▸ **TO DO**
Copy the records starting at the line containing "Itemize the components" and ending at the line containing "toc-entry: 6.3 产品价格制定原则", substituting "dot-leader" for each "toc-leader-dots" and leaving everything else unchanged.

__________

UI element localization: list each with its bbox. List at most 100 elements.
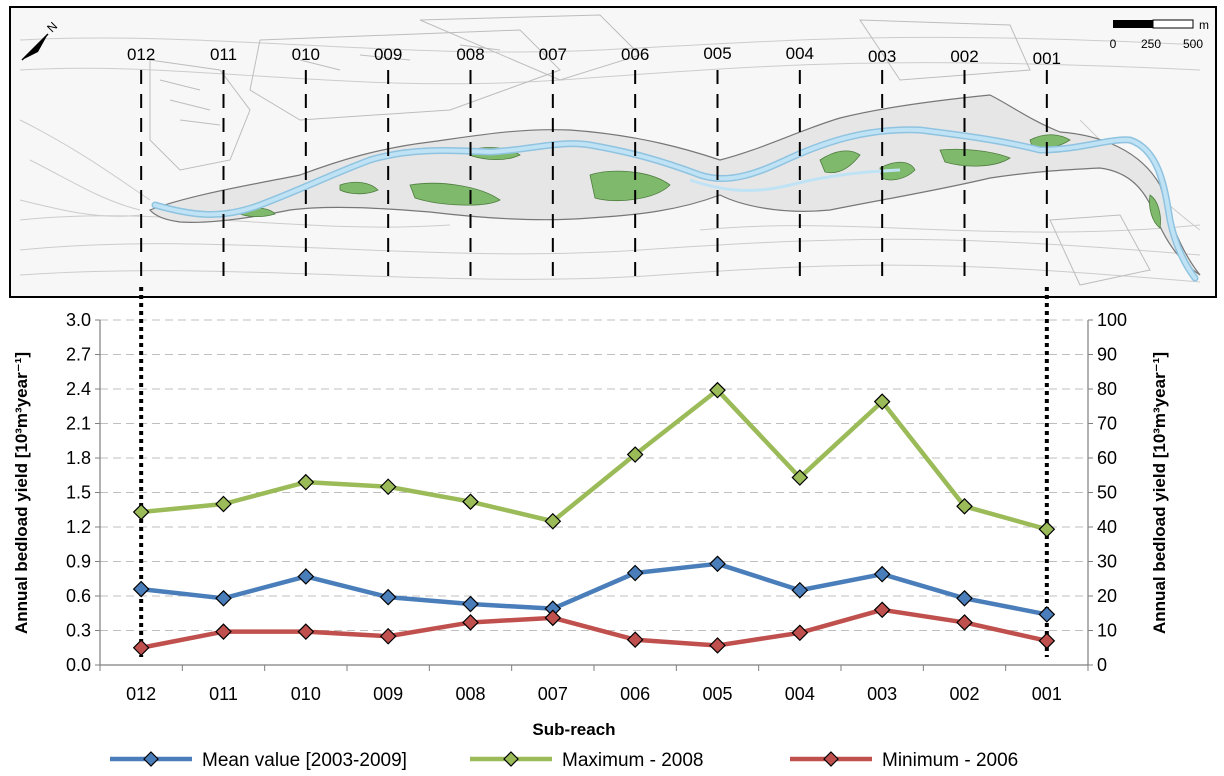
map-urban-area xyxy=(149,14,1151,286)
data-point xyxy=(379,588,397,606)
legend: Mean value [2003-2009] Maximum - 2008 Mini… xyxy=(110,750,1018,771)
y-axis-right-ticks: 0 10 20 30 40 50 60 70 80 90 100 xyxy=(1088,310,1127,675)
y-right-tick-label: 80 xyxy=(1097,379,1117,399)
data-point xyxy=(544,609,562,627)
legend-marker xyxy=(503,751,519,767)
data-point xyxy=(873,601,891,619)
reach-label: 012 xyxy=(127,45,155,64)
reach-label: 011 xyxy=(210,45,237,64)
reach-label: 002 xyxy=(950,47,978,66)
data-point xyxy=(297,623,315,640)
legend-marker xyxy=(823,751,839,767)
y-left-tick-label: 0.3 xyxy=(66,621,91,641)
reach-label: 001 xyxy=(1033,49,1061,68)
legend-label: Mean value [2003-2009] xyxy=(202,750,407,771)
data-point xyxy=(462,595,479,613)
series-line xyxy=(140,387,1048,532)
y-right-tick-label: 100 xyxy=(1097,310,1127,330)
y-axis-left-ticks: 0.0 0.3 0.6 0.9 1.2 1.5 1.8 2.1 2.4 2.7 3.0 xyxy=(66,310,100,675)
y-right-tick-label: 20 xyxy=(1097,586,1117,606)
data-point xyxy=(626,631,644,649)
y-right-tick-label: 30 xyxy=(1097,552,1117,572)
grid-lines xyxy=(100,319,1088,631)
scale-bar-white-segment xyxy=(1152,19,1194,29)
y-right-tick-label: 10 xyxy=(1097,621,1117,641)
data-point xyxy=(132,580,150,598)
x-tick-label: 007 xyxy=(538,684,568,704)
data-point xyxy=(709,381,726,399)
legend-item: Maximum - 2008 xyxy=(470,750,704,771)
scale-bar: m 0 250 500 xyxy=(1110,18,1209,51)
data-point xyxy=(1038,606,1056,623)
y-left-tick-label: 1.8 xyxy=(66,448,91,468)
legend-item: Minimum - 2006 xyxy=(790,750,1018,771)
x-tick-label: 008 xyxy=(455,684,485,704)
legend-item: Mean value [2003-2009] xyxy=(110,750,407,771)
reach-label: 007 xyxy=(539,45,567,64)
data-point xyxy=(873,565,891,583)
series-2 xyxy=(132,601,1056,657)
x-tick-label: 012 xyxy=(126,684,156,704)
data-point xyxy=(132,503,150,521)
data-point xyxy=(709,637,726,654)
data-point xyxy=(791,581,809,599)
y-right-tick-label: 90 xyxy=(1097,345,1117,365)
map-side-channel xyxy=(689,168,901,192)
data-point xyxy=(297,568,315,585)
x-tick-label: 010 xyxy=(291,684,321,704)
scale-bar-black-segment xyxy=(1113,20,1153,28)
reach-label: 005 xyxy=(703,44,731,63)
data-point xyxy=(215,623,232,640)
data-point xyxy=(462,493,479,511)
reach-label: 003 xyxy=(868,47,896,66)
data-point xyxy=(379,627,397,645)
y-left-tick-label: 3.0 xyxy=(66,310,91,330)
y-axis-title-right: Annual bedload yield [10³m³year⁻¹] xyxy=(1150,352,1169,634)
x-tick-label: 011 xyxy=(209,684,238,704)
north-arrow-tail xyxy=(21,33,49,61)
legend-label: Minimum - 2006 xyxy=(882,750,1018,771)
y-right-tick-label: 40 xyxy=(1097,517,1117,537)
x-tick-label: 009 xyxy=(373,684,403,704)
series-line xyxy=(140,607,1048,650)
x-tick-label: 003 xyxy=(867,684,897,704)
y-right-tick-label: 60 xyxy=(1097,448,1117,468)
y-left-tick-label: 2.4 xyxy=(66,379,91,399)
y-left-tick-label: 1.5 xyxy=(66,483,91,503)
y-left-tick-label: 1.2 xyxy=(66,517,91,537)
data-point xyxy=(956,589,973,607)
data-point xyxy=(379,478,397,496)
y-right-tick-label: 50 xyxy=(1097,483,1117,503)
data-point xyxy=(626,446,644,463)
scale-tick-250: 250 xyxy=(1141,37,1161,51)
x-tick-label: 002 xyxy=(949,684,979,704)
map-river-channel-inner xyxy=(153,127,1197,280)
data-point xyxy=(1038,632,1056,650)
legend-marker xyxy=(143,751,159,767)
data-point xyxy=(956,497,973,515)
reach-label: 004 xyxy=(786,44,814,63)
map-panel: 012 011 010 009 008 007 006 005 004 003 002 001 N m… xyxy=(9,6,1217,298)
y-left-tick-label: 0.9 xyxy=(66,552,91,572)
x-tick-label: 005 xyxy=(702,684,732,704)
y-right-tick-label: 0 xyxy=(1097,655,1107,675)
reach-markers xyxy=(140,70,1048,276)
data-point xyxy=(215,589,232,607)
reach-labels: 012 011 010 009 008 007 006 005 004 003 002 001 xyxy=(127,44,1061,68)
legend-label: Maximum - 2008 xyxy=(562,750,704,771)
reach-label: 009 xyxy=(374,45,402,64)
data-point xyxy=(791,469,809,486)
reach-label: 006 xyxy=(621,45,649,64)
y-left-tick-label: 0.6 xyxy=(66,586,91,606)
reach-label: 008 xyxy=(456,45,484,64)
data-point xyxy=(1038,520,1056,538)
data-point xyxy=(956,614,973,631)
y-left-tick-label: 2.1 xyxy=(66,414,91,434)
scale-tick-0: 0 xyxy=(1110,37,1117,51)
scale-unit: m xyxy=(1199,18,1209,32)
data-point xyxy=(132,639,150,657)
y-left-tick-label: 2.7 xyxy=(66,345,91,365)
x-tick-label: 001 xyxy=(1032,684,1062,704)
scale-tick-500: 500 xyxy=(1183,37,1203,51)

__________

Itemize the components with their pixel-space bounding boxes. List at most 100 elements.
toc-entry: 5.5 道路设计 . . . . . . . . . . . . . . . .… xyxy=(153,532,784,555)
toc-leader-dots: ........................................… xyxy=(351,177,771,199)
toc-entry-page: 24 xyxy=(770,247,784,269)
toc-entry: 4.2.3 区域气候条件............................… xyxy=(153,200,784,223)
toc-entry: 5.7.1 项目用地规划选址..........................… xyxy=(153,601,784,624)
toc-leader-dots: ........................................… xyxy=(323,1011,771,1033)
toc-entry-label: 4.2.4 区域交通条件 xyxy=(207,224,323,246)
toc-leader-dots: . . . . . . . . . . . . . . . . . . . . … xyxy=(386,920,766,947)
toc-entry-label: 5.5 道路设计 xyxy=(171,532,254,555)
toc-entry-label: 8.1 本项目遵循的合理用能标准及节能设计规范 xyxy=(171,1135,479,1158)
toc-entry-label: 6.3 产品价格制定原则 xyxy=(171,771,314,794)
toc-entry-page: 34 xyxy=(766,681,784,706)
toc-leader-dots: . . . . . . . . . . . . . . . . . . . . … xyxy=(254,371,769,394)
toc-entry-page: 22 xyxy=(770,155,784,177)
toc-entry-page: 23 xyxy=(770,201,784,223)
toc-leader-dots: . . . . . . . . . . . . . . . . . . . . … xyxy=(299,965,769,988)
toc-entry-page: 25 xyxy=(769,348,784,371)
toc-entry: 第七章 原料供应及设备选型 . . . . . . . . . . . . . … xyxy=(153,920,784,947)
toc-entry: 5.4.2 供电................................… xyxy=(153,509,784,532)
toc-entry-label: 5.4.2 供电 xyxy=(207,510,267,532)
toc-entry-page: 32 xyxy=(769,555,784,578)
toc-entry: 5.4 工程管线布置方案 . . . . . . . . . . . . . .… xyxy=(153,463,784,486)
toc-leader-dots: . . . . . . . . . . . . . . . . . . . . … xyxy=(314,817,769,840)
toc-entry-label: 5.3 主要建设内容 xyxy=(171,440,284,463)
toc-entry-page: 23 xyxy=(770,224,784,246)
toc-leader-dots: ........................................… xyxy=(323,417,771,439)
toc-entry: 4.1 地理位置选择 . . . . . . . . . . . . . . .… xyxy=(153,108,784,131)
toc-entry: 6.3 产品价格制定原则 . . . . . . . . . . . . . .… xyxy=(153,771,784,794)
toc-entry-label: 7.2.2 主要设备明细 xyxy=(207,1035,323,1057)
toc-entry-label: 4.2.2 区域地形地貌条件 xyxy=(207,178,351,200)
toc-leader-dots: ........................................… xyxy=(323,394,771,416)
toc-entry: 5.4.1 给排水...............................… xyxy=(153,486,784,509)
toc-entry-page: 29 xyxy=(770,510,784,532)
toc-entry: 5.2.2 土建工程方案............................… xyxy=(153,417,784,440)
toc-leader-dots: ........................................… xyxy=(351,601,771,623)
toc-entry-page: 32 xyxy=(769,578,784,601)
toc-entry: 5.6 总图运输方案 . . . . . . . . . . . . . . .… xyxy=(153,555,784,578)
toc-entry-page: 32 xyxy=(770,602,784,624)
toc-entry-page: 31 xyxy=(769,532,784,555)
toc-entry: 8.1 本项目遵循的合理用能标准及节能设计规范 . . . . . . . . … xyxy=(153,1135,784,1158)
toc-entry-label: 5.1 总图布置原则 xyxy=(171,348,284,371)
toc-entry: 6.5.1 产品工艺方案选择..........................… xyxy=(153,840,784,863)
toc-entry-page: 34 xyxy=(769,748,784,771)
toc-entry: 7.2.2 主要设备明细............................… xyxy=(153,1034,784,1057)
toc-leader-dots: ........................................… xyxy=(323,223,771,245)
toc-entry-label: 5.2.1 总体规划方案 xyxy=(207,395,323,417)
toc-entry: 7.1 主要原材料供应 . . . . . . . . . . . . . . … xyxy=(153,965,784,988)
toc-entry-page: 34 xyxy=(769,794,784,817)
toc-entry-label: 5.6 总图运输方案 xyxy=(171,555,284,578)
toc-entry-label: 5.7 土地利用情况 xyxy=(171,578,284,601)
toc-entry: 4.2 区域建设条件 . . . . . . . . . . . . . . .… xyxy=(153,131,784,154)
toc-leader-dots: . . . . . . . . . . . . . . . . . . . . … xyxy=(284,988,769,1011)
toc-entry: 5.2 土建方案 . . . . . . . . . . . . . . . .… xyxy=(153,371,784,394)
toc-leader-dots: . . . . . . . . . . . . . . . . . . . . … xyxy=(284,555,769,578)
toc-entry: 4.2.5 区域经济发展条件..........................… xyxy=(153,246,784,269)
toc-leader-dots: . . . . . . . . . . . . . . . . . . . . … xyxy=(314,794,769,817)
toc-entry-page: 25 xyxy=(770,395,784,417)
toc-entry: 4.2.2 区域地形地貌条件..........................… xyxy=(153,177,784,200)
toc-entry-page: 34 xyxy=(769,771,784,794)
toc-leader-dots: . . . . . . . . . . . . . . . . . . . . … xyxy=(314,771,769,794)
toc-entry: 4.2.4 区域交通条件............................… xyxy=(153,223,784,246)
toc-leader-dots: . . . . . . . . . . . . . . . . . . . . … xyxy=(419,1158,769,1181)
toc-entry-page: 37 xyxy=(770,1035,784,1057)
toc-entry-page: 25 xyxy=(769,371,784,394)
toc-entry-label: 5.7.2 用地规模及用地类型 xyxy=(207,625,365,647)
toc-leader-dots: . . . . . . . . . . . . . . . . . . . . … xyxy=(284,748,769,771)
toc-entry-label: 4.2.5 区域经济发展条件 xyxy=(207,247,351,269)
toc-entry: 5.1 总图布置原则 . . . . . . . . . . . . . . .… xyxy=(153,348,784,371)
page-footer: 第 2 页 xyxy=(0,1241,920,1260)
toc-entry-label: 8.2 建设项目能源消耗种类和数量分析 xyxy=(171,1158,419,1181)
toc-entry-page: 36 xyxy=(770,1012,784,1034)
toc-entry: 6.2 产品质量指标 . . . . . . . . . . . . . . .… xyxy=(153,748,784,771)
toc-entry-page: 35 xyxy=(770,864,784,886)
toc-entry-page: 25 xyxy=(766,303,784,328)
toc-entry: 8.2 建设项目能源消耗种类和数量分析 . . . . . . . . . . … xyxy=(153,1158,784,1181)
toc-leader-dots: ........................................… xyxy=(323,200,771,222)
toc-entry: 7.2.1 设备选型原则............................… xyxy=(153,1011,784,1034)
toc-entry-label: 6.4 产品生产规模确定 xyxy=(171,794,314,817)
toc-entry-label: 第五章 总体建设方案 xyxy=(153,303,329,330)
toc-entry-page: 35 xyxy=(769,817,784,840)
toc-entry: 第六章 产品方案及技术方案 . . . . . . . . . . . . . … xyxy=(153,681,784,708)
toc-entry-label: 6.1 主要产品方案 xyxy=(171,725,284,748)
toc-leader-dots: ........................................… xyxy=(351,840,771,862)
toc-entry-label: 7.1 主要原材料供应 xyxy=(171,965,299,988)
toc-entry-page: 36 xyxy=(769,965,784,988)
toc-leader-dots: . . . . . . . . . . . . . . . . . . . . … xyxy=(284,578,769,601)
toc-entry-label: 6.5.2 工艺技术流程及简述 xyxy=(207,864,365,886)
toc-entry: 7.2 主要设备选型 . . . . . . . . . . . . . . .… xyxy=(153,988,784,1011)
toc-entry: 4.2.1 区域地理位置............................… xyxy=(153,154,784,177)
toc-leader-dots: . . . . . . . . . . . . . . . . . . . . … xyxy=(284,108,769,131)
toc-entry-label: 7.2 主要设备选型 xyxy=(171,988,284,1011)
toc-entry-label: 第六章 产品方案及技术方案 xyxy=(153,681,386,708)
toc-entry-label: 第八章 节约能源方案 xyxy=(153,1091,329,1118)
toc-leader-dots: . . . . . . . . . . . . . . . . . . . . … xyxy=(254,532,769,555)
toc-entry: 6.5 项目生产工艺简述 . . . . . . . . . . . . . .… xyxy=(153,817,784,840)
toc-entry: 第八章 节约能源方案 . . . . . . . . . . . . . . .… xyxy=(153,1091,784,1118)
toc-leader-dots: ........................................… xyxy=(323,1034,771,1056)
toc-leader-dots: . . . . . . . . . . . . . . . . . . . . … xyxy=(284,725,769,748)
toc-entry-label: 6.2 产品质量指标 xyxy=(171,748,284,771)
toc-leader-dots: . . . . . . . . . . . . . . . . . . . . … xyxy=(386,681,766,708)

__________

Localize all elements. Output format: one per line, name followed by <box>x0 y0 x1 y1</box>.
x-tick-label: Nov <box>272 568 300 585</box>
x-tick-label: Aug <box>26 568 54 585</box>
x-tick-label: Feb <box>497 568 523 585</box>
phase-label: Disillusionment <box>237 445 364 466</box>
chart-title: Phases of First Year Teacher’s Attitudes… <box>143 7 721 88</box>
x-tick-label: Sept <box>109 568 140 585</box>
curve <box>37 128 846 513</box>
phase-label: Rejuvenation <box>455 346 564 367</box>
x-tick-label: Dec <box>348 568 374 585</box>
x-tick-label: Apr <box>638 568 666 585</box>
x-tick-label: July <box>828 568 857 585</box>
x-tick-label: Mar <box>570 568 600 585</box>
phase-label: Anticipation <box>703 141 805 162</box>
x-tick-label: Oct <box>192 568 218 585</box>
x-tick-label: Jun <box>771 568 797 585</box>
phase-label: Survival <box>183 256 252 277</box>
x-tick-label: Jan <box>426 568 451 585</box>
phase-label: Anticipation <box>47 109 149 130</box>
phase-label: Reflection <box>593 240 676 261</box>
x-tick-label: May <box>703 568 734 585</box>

__________

▸ **COMPLETE OUTPUT**
Itemize the components with their pixel-space bounding boxes. List at most 100 elements.
toc-entry: 5.5 道路设计 . . . . . . . . . . . . . . . .… xyxy=(153,532,784,555)
dot-leader: ........................................… xyxy=(351,177,771,199)
toc-entry-page: 24 xyxy=(770,247,784,269)
toc-entry: 4.2.3 区域气候条件............................… xyxy=(153,200,784,223)
toc-entry: 5.7.1 项目用地规划选址..........................… xyxy=(153,601,784,624)
dot-leader: ........................................… xyxy=(323,1011,771,1033)
toc-entry-label: 4.2.4 区域交通条件 xyxy=(207,224,323,246)
dot-leader: . . . . . . . . . . . . . . . . . . . . … xyxy=(386,920,766,947)
toc-entry-label: 5.5 道路设计 xyxy=(171,532,254,555)
toc-entry-label: 8.1 本项目遵循的合理用能标准及节能设计规范 xyxy=(171,1135,479,1158)
toc-entry-label: 6.3 产品价格制定原则 xyxy=(171,771,314,794)
toc-entry-page: 34 xyxy=(766,681,784,706)
dot-leader: . . . . . . . . . . . . . . . . . . . . … xyxy=(254,371,769,394)
toc-entry-page: 22 xyxy=(770,155,784,177)
toc-entry-page: 23 xyxy=(770,201,784,223)
dot-leader: . . . . . . . . . . . . . . . . . . . . … xyxy=(299,965,769,988)
toc-entry-page: 25 xyxy=(769,348,784,371)
toc-entry: 第七章 原料供应及设备选型 . . . . . . . . . . . . . … xyxy=(153,920,784,947)
toc-entry: 5.4.2 供电................................… xyxy=(153,509,784,532)
toc-entry-label: 5.4.2 供电 xyxy=(207,510,267,532)
toc-entry-page: 32 xyxy=(769,555,784,578)
toc-entry: 5.4 工程管线布置方案 . . . . . . . . . . . . . .… xyxy=(153,463,784,486)
dot-leader: . . . . . . . . . . . . . . . . . . . . … xyxy=(314,817,769,840)
toc-entry-label: 5.3 主要建设内容 xyxy=(171,440,284,463)
toc-entry-page: 23 xyxy=(770,224,784,246)
dot-leader: ........................................… xyxy=(323,417,771,439)
toc-entry: 4.1 地理位置选择 . . . . . . . . . . . . . . .… xyxy=(153,108,784,131)
toc-entry: 6.3 产品价格制定原则 . . . . . . . . . . . . . .… xyxy=(153,771,784,794)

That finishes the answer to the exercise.